The data:

==========

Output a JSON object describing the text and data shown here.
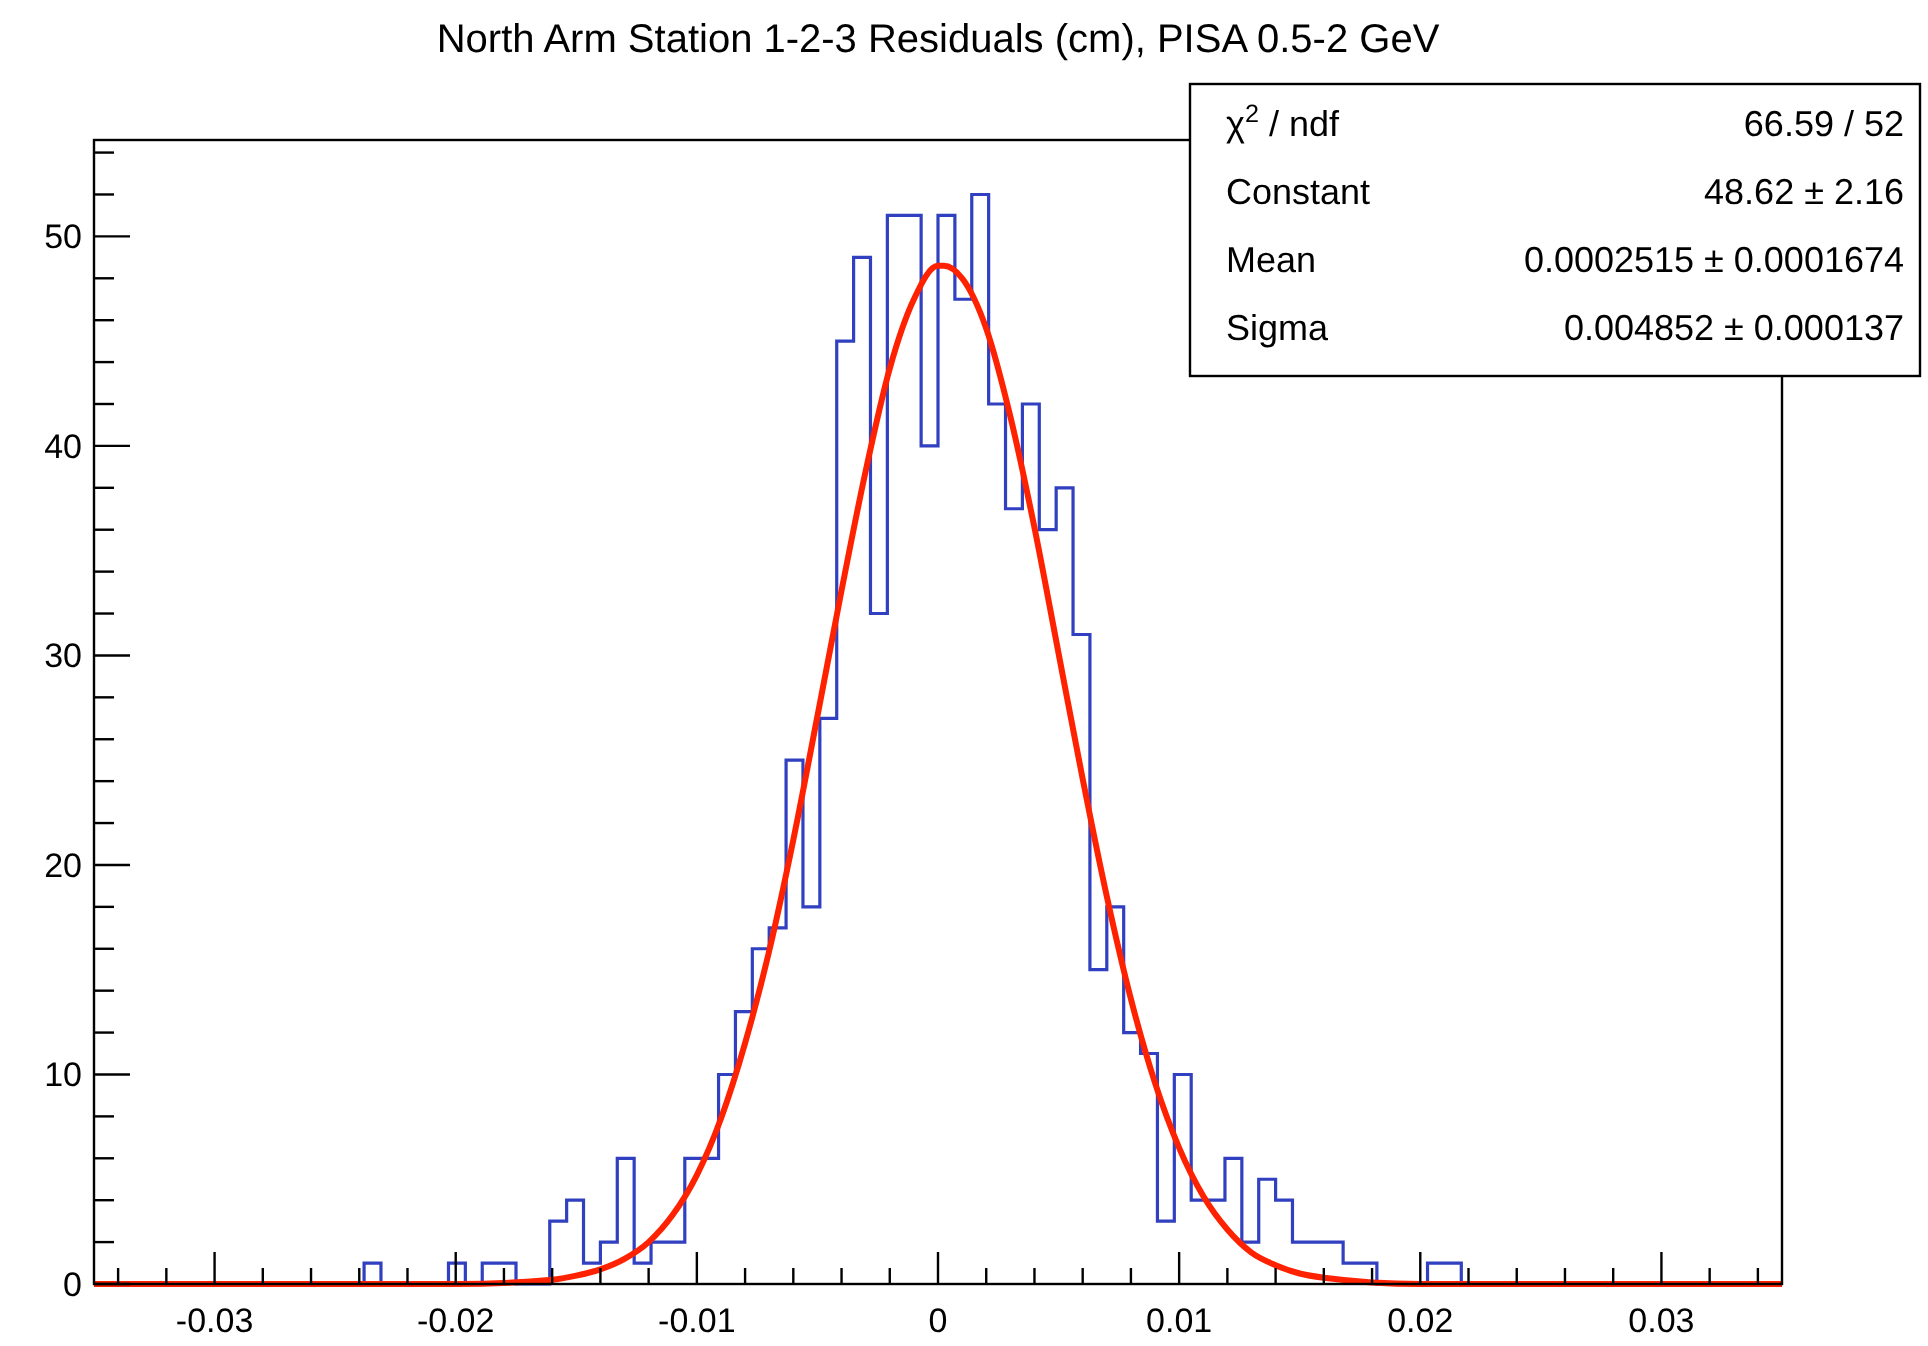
{
  "chart_data": {
    "type": "histogram",
    "title": "North Arm Station 1-2-3 Residuals (cm), PISA 0.5-2 GeV",
    "bins": [
      -0.035,
      -0.0343,
      -0.0336,
      -0.0329,
      -0.0322,
      -0.0315,
      -0.0308,
      -0.0301,
      -0.0294,
      -0.0287,
      -0.028,
      -0.0273,
      -0.0266,
      -0.0259,
      -0.0252,
      -0.0245,
      -0.0238,
      -0.0231,
      -0.0224,
      -0.0217,
      -0.021,
      -0.0203,
      -0.0196,
      -0.0189,
      -0.0182,
      -0.0175,
      -0.0168,
      -0.0161,
      -0.0154,
      -0.0147,
      -0.014,
      -0.0133,
      -0.0126,
      -0.0119,
      -0.0112,
      -0.0105,
      -0.0098,
      -0.0091,
      -0.0084,
      -0.0077,
      -0.007,
      -0.0063,
      -0.0056,
      -0.0049,
      -0.0042,
      -0.0035,
      -0.0028,
      -0.0021,
      -0.0014,
      -0.0007,
      0,
      0.0007,
      0.0014,
      0.0021,
      0.0028,
      0.0035,
      0.0042,
      0.0049,
      0.0056,
      0.0063,
      0.007,
      0.0077,
      0.0084,
      0.0091,
      0.0098,
      0.0105,
      0.0112,
      0.0119,
      0.0126,
      0.0133,
      0.014,
      0.0147,
      0.0154,
      0.0161,
      0.0168,
      0.0175,
      0.0182,
      0.0189,
      0.0196,
      0.0203,
      0.021,
      0.0217,
      0.0224,
      0.0231,
      0.0238,
      0.0245,
      0.0252,
      0.0259,
      0.0266,
      0.0273,
      0.028,
      0.0287,
      0.0294,
      0.0301,
      0.0308,
      0.0315,
      0.0322,
      0.0329,
      0.0336,
      0.0343,
      0.035
    ],
    "series": [
      {
        "color": "#3040c0",
        "values": [
          0,
          0,
          0,
          0,
          0,
          0,
          0,
          0,
          0,
          0,
          0,
          0,
          0,
          0,
          0,
          0,
          1,
          0,
          0,
          0,
          0,
          1,
          0,
          1,
          1,
          0,
          0,
          3,
          4,
          1,
          2,
          6,
          1,
          2,
          2,
          6,
          6,
          10,
          13,
          16,
          17,
          25,
          18,
          27,
          45,
          49,
          32,
          51,
          51,
          40,
          51,
          47,
          52,
          42,
          37,
          42,
          36,
          38,
          31,
          15,
          18,
          12,
          11,
          3,
          10,
          4,
          4,
          6,
          2,
          5,
          4,
          2,
          2,
          2,
          1,
          1,
          0,
          0,
          0,
          1,
          1,
          0,
          0,
          0,
          0,
          0,
          0,
          0,
          0,
          0,
          0,
          0,
          0,
          0,
          0,
          0,
          0,
          0,
          0,
          0
        ]
      },
      {
        "type": "line",
        "color": "#ff2200",
        "x": [
          -0.035,
          -0.02,
          -0.016,
          -0.015,
          -0.014,
          -0.013,
          -0.012,
          -0.011,
          -0.01,
          -0.009,
          -0.008,
          -0.007,
          -0.006,
          -0.005,
          -0.004,
          -0.003,
          -0.002,
          -0.001,
          0,
          0.00025,
          0.001,
          0.002,
          0.003,
          0.004,
          0.005,
          0.006,
          0.007,
          0.008,
          0.009,
          0.01,
          0.011,
          0.012,
          0.013,
          0.014,
          0.015,
          0.016,
          0.02,
          0.035
        ],
        "values": [
          0,
          0,
          0.2,
          0.4,
          0.7,
          1.2,
          2,
          3.3,
          5.2,
          7.9,
          11.5,
          15.9,
          21.2,
          27.1,
          33.1,
          38.8,
          43.7,
          47,
          48.6,
          48.6,
          48,
          45.6,
          41.4,
          36.1,
          30.1,
          24.1,
          18.5,
          13.6,
          9.6,
          6.5,
          4.2,
          2.6,
          1.5,
          0.9,
          0.5,
          0.3,
          0,
          0
        ]
      }
    ],
    "xlim": [
      -0.035,
      0.035
    ],
    "xticks": [
      {
        "value": -0.034,
        "label": null
      },
      {
        "value": -0.032,
        "label": null
      },
      -0.03,
      {
        "value": -0.028,
        "label": null
      },
      {
        "value": -0.026,
        "label": null
      },
      {
        "value": -0.024,
        "label": null
      },
      {
        "value": -0.022,
        "label": null
      },
      -0.02,
      {
        "value": -0.018,
        "label": null
      },
      {
        "value": -0.016,
        "label": null
      },
      {
        "value": -0.014,
        "label": null
      },
      {
        "value": -0.012,
        "label": null
      },
      -0.01,
      {
        "value": -0.008,
        "label": null
      },
      {
        "value": -0.006,
        "label": null
      },
      {
        "value": -0.004,
        "label": null
      },
      {
        "value": -0.002,
        "label": null
      },
      0,
      {
        "value": 0.002,
        "label": null
      },
      {
        "value": 0.004,
        "label": null
      },
      {
        "value": 0.006,
        "label": null
      },
      {
        "value": 0.008,
        "label": null
      },
      0.01,
      {
        "value": 0.012,
        "label": null
      },
      {
        "value": 0.014,
        "label": null
      },
      {
        "value": 0.016,
        "label": null
      },
      {
        "value": 0.018,
        "label": null
      },
      0.02,
      {
        "value": 0.022,
        "label": null
      },
      {
        "value": 0.024,
        "label": null
      },
      {
        "value": 0.026,
        "label": null
      },
      {
        "value": 0.028,
        "label": null
      },
      0.03,
      {
        "value": 0.032,
        "label": null
      },
      {
        "value": 0.034,
        "label": null
      }
    ],
    "ylim": [
      0,
      54.6
    ],
    "yticks": [
      0,
      {
        "value": 2,
        "label": null
      },
      {
        "value": 4,
        "label": null
      },
      {
        "value": 6,
        "label": null
      },
      {
        "value": 8,
        "label": null
      },
      10,
      {
        "value": 12,
        "label": null
      },
      {
        "value": 14,
        "label": null
      },
      {
        "value": 16,
        "label": null
      },
      {
        "value": 18,
        "label": null
      },
      20,
      {
        "value": 22,
        "label": null
      },
      {
        "value": 24,
        "label": null
      },
      {
        "value": 26,
        "label": null
      },
      {
        "value": 28,
        "label": null
      },
      30,
      {
        "value": 32,
        "label": null
      },
      {
        "value": 34,
        "label": null
      },
      {
        "value": 36,
        "label": null
      },
      {
        "value": 38,
        "label": null
      },
      40,
      {
        "value": 42,
        "label": null
      },
      {
        "value": 44,
        "label": null
      },
      {
        "value": 46,
        "label": null
      },
      {
        "value": 48,
        "label": null
      },
      50,
      {
        "value": 52,
        "label": null
      },
      {
        "value": 54,
        "label": null
      }
    ],
    "annotations": [
      "χ$^{2}$ / ndf",
      "66.59 / 52",
      "Constant",
      "48.62 ± 2.16",
      "Mean",
      "0.0002515 ± 0.0001674",
      "Sigma",
      "0.004852 ± 0.000137"
    ],
    "grid": false
  }
}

==========

Problem description:
Reproduce the material in full, word for word, and omit the pictures.

Complete output:
Output a JSON object describing the text and data shown here.
{
  "chart_data": {
    "type": "histogram",
    "title": "North Arm Station 1-2-3 Residuals (cm), PISA 0.5-2 GeV",
    "bins": [
      -0.035,
      -0.0343,
      -0.0336,
      -0.0329,
      -0.0322,
      -0.0315,
      -0.0308,
      -0.0301,
      -0.0294,
      -0.0287,
      -0.028,
      -0.0273,
      -0.0266,
      -0.0259,
      -0.0252,
      -0.0245,
      -0.0238,
      -0.0231,
      -0.0224,
      -0.0217,
      -0.021,
      -0.0203,
      -0.0196,
      -0.0189,
      -0.0182,
      -0.0175,
      -0.0168,
      -0.0161,
      -0.0154,
      -0.0147,
      -0.014,
      -0.0133,
      -0.0126,
      -0.0119,
      -0.0112,
      -0.0105,
      -0.0098,
      -0.0091,
      -0.0084,
      -0.0077,
      -0.007,
      -0.0063,
      -0.0056,
      -0.0049,
      -0.0042,
      -0.0035,
      -0.0028,
      -0.0021,
      -0.0014,
      -0.0007,
      0,
      0.0007,
      0.0014,
      0.0021,
      0.0028,
      0.0035,
      0.0042,
      0.0049,
      0.0056,
      0.0063,
      0.007,
      0.0077,
      0.0084,
      0.0091,
      0.0098,
      0.0105,
      0.0112,
      0.0119,
      0.0126,
      0.0133,
      0.014,
      0.0147,
      0.0154,
      0.0161,
      0.0168,
      0.0175,
      0.0182,
      0.0189,
      0.0196,
      0.0203,
      0.021,
      0.0217,
      0.0224,
      0.0231,
      0.0238,
      0.0245,
      0.0252,
      0.0259,
      0.0266,
      0.0273,
      0.028,
      0.0287,
      0.0294,
      0.0301,
      0.0308,
      0.0315,
      0.0322,
      0.0329,
      0.0336,
      0.0343,
      0.035
    ],
    "series": [
      {
        "color": "#3040c0",
        "values": [
          0,
          0,
          0,
          0,
          0,
          0,
          0,
          0,
          0,
          0,
          0,
          0,
          0,
          0,
          0,
          0,
          1,
          0,
          0,
          0,
          0,
          1,
          0,
          1,
          1,
          0,
          0,
          3,
          4,
          1,
          2,
          6,
          1,
          2,
          2,
          6,
          6,
          10,
          13,
          16,
          17,
          25,
          18,
          27,
          45,
          49,
          32,
          51,
          51,
          40,
          51,
          47,
          52,
          42,
          37,
          42,
          36,
          38,
          31,
          15,
          18,
          12,
          11,
          3,
          10,
          4,
          4,
          6,
          2,
          5,
          4,
          2,
          2,
          2,
          1,
          1,
          0,
          0,
          0,
          1,
          1,
          0,
          0,
          0,
          0,
          0,
          0,
          0,
          0,
          0,
          0,
          0,
          0,
          0,
          0,
          0,
          0,
          0,
          0,
          0
        ]
      },
      {
        "type": "line",
        "color": "#ff2200",
        "x": [
          -0.035,
          -0.02,
          -0.016,
          -0.015,
          -0.014,
          -0.013,
          -0.012,
          -0.011,
          -0.01,
          -0.009,
          -0.008,
          -0.007,
          -0.006,
          -0.005,
          -0.004,
          -0.003,
          -0.002,
          -0.001,
          0,
          0.00025,
          0.001,
          0.002,
          0.003,
          0.004,
          0.005,
          0.006,
          0.007,
          0.008,
          0.009,
          0.01,
          0.011,
          0.012,
          0.013,
          0.014,
          0.015,
          0.016,
          0.02,
          0.035
        ],
        "values": [
          0,
          0,
          0.2,
          0.4,
          0.7,
          1.2,
          2,
          3.3,
          5.2,
          7.9,
          11.5,
          15.9,
          21.2,
          27.1,
          33.1,
          38.8,
          43.7,
          47,
          48.6,
          48.6,
          48,
          45.6,
          41.4,
          36.1,
          30.1,
          24.1,
          18.5,
          13.6,
          9.6,
          6.5,
          4.2,
          2.6,
          1.5,
          0.9,
          0.5,
          0.3,
          0,
          0
        ]
      }
    ],
    "xlim": [
      -0.035,
      0.035
    ],
    "xticks": [
      {
        "value": -0.034,
        "label": null
      },
      {
        "value": -0.032,
        "label": null
      },
      -0.03,
      {
        "value": -0.028,
        "label": null
      },
      {
        "value": -0.026,
        "label": null
      },
      {
        "value": -0.024,
        "label": null
      },
      {
        "value": -0.022,
        "label": null
      },
      -0.02,
      {
        "value": -0.018,
        "label": null
      },
      {
        "value": -0.016,
        "label": null
      },
      {
        "value": -0.014,
        "label": null
      },
      {
        "value": -0.012,
        "label": null
      },
      -0.01,
      {
        "value": -0.008,
        "label": null
      },
      {
        "value": -0.006,
        "label": null
      },
      {
        "value": -0.004,
        "label": null
      },
      {
        "value": -0.002,
        "label": null
      },
      0,
      {
        "value": 0.002,
        "label": null
      },
      {
        "value": 0.004,
        "label": null
      },
      {
        "value": 0.006,
        "label": null
      },
      {
        "value": 0.008,
        "label": null
      },
      0.01,
      {
        "value": 0.012,
        "label": null
      },
      {
        "value": 0.014,
        "label": null
      },
      {
        "value": 0.016,
        "label": null
      },
      {
        "value": 0.018,
        "label": null
      },
      0.02,
      {
        "value": 0.022,
        "label": null
      },
      {
        "value": 0.024,
        "label": null
      },
      {
        "value": 0.026,
        "label": null
      },
      {
        "value": 0.028,
        "label": null
      },
      0.03,
      {
        "value": 0.032,
        "label": null
      },
      {
        "value": 0.034,
        "label": null
      }
    ],
    "ylim": [
      0,
      54.6
    ],
    "yticks": [
      0,
      {
        "value": 2,
        "label": null
      },
      {
        "value": 4,
        "label": null
      },
      {
        "value": 6,
        "label": null
      },
      {
        "value": 8,
        "label": null
      },
      10,
      {
        "value": 12,
        "label": null
      },
      {
        "value": 14,
        "label": null
      },
      {
        "value": 16,
        "label": null
      },
      {
        "value": 18,
        "label": null
      },
      20,
      {
        "value": 22,
        "label": null
      },
      {
        "value": 24,
        "label": null
      },
      {
        "value": 26,
        "label": null
      },
      {
        "value": 28,
        "label": null
      },
      30,
      {
        "value": 32,
        "label": null
      },
      {
        "value": 34,
        "label": null
      },
      {
        "value": 36,
        "label": null
      },
      {
        "value": 38,
        "label": null
      },
      40,
      {
        "value": 42,
        "label": null
      },
      {
        "value": 44,
        "label": null
      },
      {
        "value": 46,
        "label": null
      },
      {
        "value": 48,
        "label": null
      },
      50,
      {
        "value": 52,
        "label": null
      },
      {
        "value": 54,
        "label": null
      }
    ],
    "annotations": [
      "χ$^{2}$ / ndf",
      "66.59 / 52",
      "Constant",
      "48.62 ± 2.16",
      "Mean",
      "0.0002515 ± 0.0001674",
      "Sigma",
      "0.004852 ± 0.000137"
    ],
    "grid": false
  }
}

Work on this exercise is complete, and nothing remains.